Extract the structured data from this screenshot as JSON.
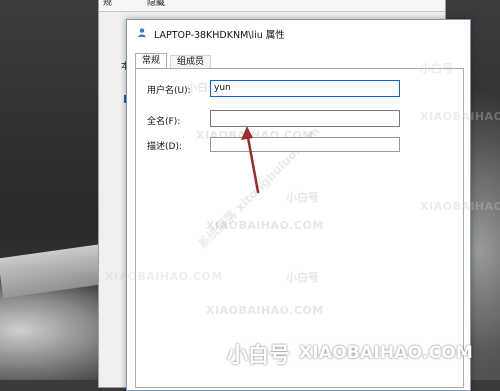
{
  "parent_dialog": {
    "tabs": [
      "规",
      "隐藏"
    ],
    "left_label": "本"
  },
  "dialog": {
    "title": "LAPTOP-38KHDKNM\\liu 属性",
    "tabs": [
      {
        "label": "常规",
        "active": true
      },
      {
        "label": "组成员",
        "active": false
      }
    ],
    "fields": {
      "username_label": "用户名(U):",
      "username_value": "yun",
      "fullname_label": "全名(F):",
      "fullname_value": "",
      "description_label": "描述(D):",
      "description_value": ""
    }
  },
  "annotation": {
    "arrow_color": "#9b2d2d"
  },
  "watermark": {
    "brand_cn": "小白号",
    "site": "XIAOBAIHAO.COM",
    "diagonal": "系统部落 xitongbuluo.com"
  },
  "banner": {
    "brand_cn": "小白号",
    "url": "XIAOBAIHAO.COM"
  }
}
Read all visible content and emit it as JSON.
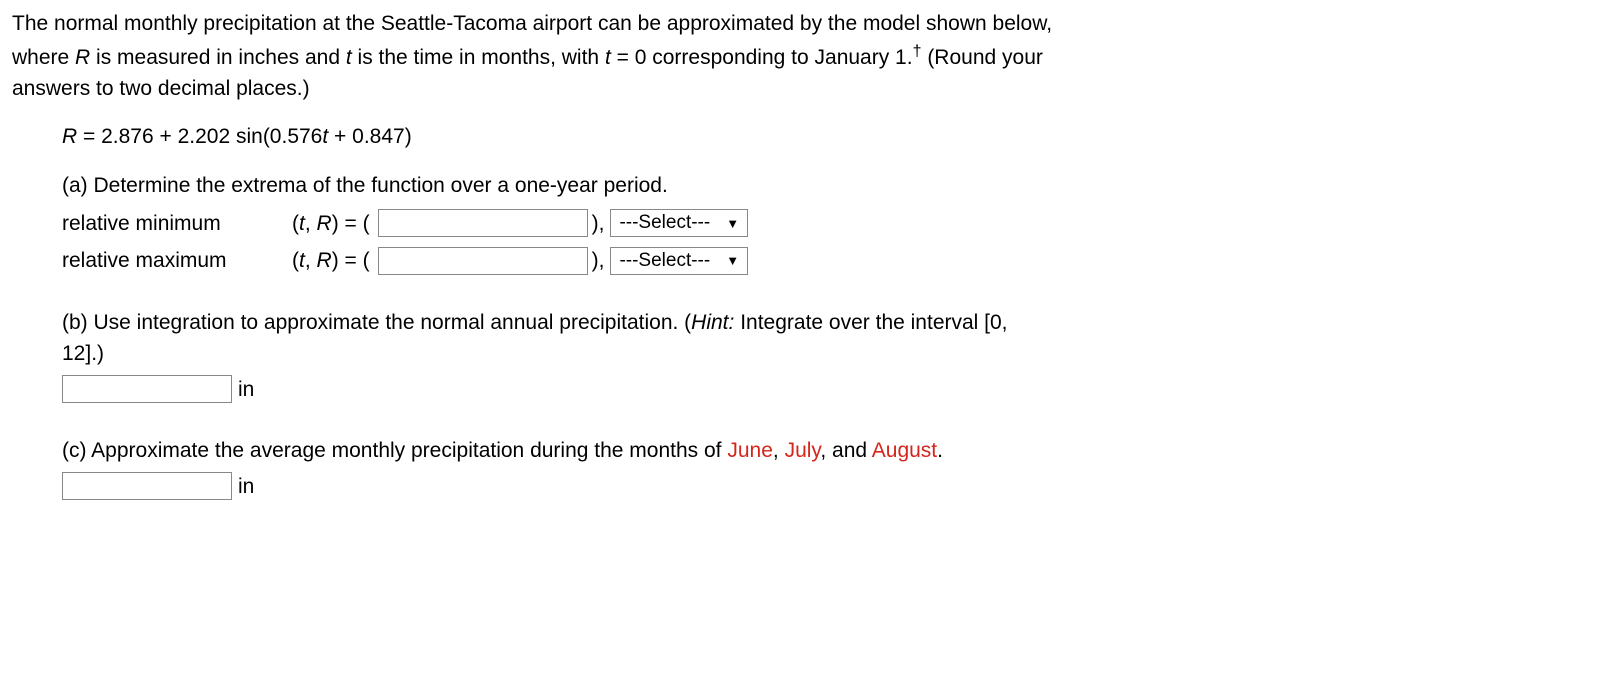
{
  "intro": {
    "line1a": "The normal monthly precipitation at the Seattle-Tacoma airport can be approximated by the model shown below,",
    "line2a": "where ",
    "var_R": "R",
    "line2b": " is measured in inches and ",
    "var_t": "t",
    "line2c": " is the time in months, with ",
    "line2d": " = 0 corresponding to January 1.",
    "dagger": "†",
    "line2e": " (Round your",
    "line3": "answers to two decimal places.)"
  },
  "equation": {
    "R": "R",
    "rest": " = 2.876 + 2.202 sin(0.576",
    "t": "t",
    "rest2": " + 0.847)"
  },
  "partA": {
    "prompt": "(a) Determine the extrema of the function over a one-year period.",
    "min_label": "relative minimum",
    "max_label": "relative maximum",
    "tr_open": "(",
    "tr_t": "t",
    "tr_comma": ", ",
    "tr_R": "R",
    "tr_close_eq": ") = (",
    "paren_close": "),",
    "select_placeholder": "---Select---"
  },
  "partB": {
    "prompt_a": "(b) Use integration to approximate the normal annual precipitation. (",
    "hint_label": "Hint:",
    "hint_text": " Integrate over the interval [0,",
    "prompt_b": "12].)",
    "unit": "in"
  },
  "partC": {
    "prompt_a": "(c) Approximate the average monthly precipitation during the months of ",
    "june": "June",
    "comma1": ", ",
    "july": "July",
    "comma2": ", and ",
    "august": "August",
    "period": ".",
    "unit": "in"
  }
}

================

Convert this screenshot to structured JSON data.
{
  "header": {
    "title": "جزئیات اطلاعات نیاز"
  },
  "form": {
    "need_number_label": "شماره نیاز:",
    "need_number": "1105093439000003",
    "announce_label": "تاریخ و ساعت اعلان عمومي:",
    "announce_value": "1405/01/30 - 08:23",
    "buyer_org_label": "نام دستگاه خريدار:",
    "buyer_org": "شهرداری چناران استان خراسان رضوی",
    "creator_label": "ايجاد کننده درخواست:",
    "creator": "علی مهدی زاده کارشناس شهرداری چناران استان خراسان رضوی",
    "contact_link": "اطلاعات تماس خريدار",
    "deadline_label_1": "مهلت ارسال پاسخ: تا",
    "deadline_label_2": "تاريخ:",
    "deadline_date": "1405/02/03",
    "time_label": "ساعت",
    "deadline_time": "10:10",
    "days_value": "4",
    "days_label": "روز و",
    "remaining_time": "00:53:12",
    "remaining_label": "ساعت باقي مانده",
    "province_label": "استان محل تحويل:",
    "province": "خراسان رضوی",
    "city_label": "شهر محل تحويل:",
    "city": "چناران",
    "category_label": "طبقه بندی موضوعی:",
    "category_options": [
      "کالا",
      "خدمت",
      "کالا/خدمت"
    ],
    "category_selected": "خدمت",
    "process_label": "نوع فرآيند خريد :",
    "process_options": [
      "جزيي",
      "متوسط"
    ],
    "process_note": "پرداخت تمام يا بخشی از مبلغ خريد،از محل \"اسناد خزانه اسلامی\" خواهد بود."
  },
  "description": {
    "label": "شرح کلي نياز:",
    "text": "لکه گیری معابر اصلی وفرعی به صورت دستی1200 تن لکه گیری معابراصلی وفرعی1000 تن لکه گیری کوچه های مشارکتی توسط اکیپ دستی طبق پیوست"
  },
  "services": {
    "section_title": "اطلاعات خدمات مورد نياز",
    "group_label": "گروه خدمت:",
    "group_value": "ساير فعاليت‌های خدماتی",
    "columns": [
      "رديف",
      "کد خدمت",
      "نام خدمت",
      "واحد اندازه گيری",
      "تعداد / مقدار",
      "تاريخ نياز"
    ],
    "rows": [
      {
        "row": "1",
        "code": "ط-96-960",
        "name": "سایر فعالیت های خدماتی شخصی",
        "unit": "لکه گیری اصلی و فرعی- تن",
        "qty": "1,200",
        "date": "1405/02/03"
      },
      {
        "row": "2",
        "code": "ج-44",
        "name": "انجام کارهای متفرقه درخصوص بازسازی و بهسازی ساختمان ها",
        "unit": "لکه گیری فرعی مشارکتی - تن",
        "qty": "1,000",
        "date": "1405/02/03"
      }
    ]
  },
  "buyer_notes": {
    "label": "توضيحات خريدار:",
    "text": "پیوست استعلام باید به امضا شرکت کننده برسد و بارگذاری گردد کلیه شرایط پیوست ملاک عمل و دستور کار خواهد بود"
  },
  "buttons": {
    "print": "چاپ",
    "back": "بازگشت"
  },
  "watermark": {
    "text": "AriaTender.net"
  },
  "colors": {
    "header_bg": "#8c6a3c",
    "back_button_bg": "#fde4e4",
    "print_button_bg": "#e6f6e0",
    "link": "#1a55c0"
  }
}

================

• Task goal:
Wherever "XIAOBAIHAO" shows up in a line, copy that line.

• Response to this task:
    "site": "XIAOBAIHAO.COM",
    "url": "XIAOBAIHAO.COM"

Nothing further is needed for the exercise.